═══ Information shown ═══

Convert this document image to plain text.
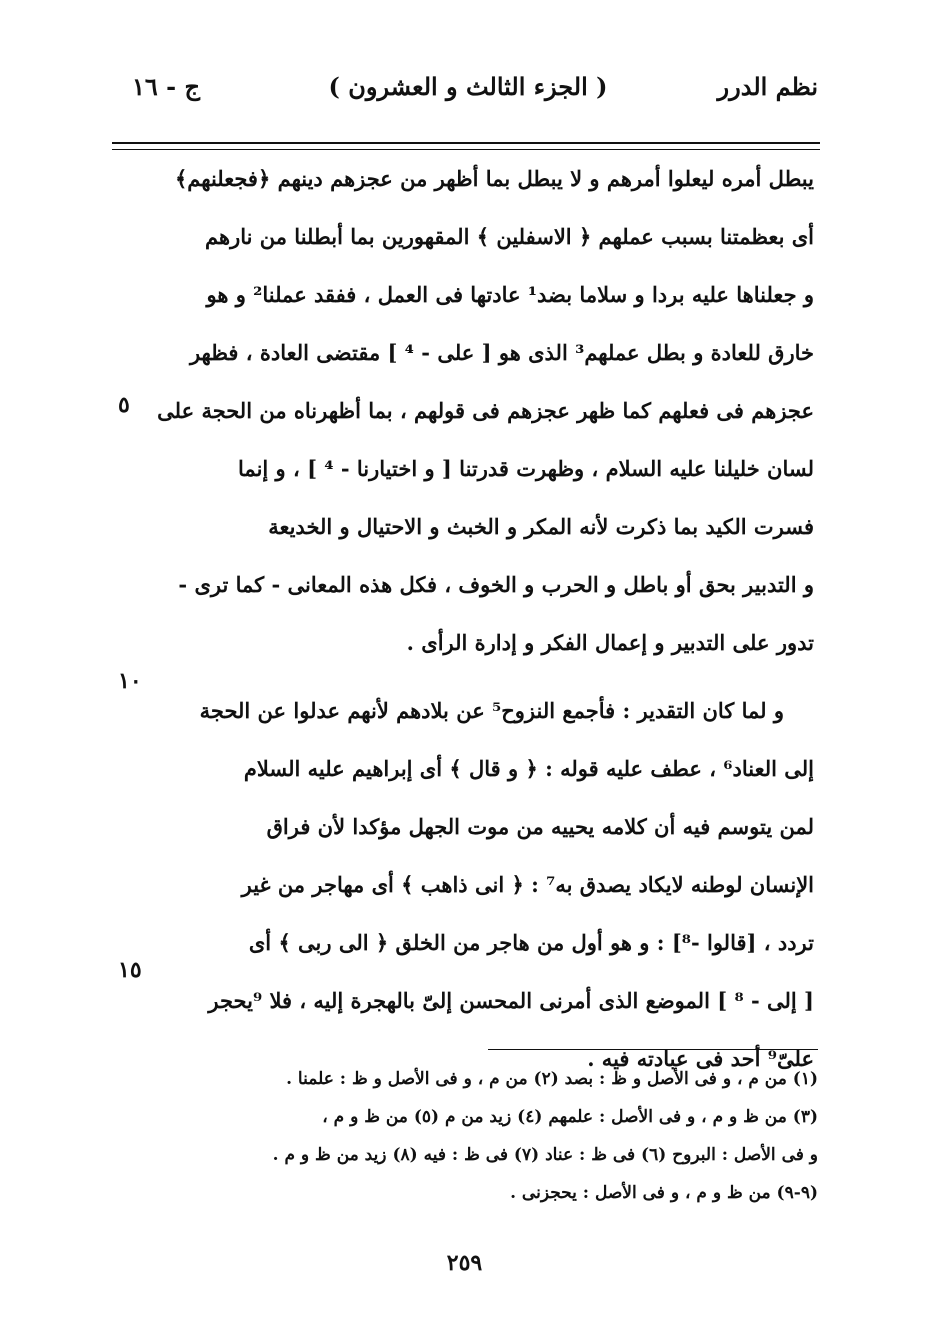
نظم الدرر
( الجزء الثالث و العشرون )
ج - ١٦
يبطل أمره ليعلوا أمرهم و لا يبطل بما أظهر من عجزهم دينهم ﴿فجعلنهم﴾
أى بعظمتنا بسبب عملهم ﴿ الاسفلين ﴾ المقهورين بما أبطلنا من نارهم
و جعلناها عليه بردا و سلاما بضد¹ عادتها فى العمل ، ففقد عملنا² و هو
خارق للعادة و بطل عملهم³ الذى هو [ على - ⁴ ] مقتضى العادة ، فظهر
عجزهم فى فعلهم كما ظهر عجزهم فى قولهم ، بما أظهرناه من الحجة على
لسان خليلنا عليه السلام ، وظهرت قدرتنا [ و اختيارنا - ⁴ ] ، و إنما
فسرت الكيد بما ذكرت لأنه المكر و الخبث و الاحتيال و الخديعة
و التدبير بحق أو باطل و الحرب و الخوف ، فكل هذه المعانى - كما ترى -
تدور على التدبير و إعمال الفكر و إدارة الرأى .
و لما كان التقدير : فأجمع النزوح⁵ عن بلادهم لأنهم عدلوا عن الحجة
إلى العناد⁶ ، عطف عليه قوله : ﴿ و قال ﴾ أى إبراهيم عليه السلام
لمن يتوسم فيه أن كلامه يحييه من موت الجهل مؤكدا لأن فراق
الإنسان لوطنه لايكاد يصدق به⁷ : ﴿ انى ذاهب ﴾ أى مهاجر من غير
تردد ، [قالوا -⁸] : و هو أول من هاجر من الخلق ﴿ الى ربى ﴾ أى
[ إلى - ⁸ ] الموضع الذى أمرنى المحسن إلىّ بالهجرة إليه ، فلا ⁹يحجر
علىّ⁹ أحد فى عبادته فيه .
٥
١٠
١٥
(١) من م ، و فى الأصل و ظ : بصد (٢) من م ، و فى الأصل و ظ : علمنا .
(٣) من ظ و م ، و فى الأصل : علمهم (٤) زيد من م (٥) من ظ و م ،
و فى الأصل : البروح (٦) فى ظ : عناد (٧) فى ظ : فيه (٨) زيد من ظ و م .
(٩-٩) من ظ و م ، و فى الأصل : يحجزنى .
٢٥٩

═══

- [Given task]:
Extract each line holding the word "الذى" from the records.

- [Finished task]:
خارق للعادة و بطل عملهم³ الذى هو [ على - ⁴ ] مقتضى العادة ، فظهر
[ إلى - ⁸ ] الموضع الذى أمرنى المحسن إلىّ بالهجرة إليه ، فلا ⁹يحجر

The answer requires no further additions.